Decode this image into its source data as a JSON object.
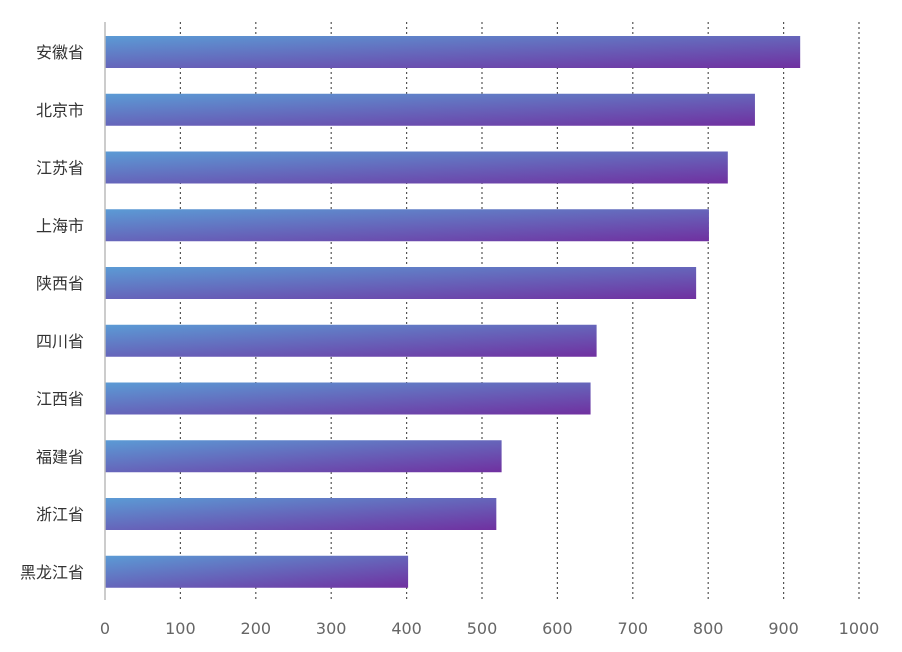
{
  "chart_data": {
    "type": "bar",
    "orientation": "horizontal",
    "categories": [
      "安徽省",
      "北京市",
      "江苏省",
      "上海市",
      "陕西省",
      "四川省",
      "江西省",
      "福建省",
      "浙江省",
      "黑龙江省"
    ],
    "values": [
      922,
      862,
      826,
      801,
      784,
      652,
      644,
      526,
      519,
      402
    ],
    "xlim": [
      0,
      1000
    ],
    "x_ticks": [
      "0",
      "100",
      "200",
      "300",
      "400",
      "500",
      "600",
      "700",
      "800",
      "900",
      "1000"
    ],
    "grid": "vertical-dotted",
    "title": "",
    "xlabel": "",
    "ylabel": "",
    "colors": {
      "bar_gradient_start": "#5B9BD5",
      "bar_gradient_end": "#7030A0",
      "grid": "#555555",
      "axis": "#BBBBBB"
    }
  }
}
^^^^
:: REQUIRED TASK ::
Copy every line above word for word and exclude the pictures.

:: RESULT FOR THIS EXERCISE ::
Decode this image into its source data as a JSON object.
{
  "chart_data": {
    "type": "bar",
    "orientation": "horizontal",
    "categories": [
      "安徽省",
      "北京市",
      "江苏省",
      "上海市",
      "陕西省",
      "四川省",
      "江西省",
      "福建省",
      "浙江省",
      "黑龙江省"
    ],
    "values": [
      922,
      862,
      826,
      801,
      784,
      652,
      644,
      526,
      519,
      402
    ],
    "xlim": [
      0,
      1000
    ],
    "x_ticks": [
      "0",
      "100",
      "200",
      "300",
      "400",
      "500",
      "600",
      "700",
      "800",
      "900",
      "1000"
    ],
    "grid": "vertical-dotted",
    "title": "",
    "xlabel": "",
    "ylabel": "",
    "colors": {
      "bar_gradient_start": "#5B9BD5",
      "bar_gradient_end": "#7030A0",
      "grid": "#555555",
      "axis": "#BBBBBB"
    }
  }
}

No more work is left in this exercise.